··· Input rows ···
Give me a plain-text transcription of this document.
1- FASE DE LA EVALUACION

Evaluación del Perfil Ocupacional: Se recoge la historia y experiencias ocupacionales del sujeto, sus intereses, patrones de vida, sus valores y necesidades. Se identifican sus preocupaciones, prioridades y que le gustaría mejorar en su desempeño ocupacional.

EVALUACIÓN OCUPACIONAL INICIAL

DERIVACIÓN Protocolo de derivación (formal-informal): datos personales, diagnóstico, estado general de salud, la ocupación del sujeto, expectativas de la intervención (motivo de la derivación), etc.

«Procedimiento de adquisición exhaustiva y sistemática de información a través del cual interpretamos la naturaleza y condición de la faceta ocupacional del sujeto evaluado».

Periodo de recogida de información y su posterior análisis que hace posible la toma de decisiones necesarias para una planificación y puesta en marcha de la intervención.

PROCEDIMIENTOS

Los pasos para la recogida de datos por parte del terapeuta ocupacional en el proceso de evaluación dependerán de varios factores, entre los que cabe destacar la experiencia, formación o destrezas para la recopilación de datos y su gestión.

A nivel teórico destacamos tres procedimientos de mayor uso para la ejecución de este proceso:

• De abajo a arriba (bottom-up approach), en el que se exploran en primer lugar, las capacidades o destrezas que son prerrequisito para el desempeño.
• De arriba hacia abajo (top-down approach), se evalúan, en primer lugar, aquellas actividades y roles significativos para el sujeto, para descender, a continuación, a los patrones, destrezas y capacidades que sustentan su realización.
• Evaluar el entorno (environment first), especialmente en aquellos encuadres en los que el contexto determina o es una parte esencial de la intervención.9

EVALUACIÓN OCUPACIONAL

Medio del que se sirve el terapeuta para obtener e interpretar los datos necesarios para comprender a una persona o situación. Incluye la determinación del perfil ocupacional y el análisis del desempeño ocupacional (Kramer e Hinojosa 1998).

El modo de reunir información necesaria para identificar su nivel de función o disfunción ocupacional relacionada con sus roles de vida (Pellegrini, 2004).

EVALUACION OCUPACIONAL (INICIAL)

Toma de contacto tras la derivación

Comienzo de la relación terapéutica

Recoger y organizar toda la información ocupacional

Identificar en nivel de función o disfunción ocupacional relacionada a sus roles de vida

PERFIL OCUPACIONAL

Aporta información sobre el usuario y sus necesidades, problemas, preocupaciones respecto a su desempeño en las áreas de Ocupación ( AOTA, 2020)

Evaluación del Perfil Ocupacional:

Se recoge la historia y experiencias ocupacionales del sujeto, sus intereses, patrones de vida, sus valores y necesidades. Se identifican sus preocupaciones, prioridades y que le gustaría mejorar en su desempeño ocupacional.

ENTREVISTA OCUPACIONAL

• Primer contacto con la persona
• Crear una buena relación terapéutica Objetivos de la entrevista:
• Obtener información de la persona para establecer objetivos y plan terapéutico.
···
··· Input rows ···
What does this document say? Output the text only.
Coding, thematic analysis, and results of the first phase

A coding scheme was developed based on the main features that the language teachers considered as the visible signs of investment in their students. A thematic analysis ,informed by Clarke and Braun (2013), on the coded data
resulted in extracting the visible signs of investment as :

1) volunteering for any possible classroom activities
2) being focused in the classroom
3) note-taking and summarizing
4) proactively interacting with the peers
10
···
■ Work required
Where a line contains the string "lugar", extract that line.

■ Output of the task
• De abajo a arriba (bottom-up approach), en el que se exploran en primer lugar, las capacidades o destrezas que son prerrequisito para el desempeño.
• De arriba hacia abajo (top-down approach), se evalúan, en primer lugar, aquellas actividades y roles significativos para el sujeto, para descender, a continuación, a los patrones, destrezas y capacidades que sustentan su realización.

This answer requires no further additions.